[Data tied to figure images]

╭──

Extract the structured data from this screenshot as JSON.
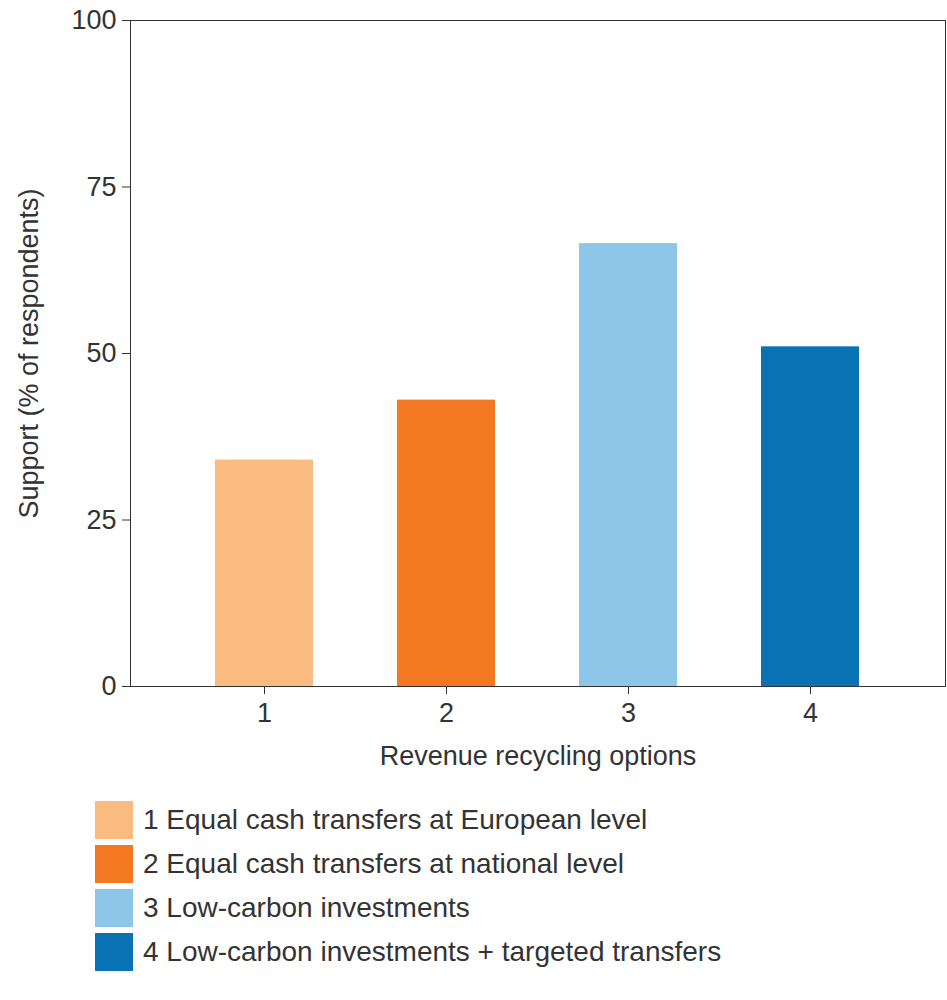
{
  "chart_data": {
    "type": "bar",
    "categories": [
      "1",
      "2",
      "3",
      "4"
    ],
    "values": [
      34,
      43,
      66.5,
      51
    ],
    "colors": [
      "#f9bb80",
      "#f47721",
      "#8ec6ea",
      "#0872b4"
    ],
    "xlabel": "Revenue recycling options",
    "ylabel": "Support (% of respondents)",
    "legend_labels": [
      "1 Equal cash transfers at European level",
      "2 Equal cash transfers at national level",
      "3 Low-carbon investments",
      "4 Low-carbon investments + targeted transfers"
    ],
    "ylim": [
      0,
      100
    ],
    "yticks": [
      0,
      25,
      50,
      75,
      100
    ],
    "grid": false
  }
}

╰──

Quote the full listing above word for word; exclude every picture from the copy.

Result for this task:
Extract the structured data from this screenshot as JSON.
{
  "chart_data": {
    "type": "bar",
    "categories": [
      "1",
      "2",
      "3",
      "4"
    ],
    "values": [
      34,
      43,
      66.5,
      51
    ],
    "colors": [
      "#f9bb80",
      "#f47721",
      "#8ec6ea",
      "#0872b4"
    ],
    "xlabel": "Revenue recycling options",
    "ylabel": "Support (% of respondents)",
    "legend_labels": [
      "1 Equal cash transfers at European level",
      "2 Equal cash transfers at national level",
      "3 Low-carbon investments",
      "4 Low-carbon investments + targeted transfers"
    ],
    "ylim": [
      0,
      100
    ],
    "yticks": [
      0,
      25,
      50,
      75,
      100
    ],
    "grid": false
  }
}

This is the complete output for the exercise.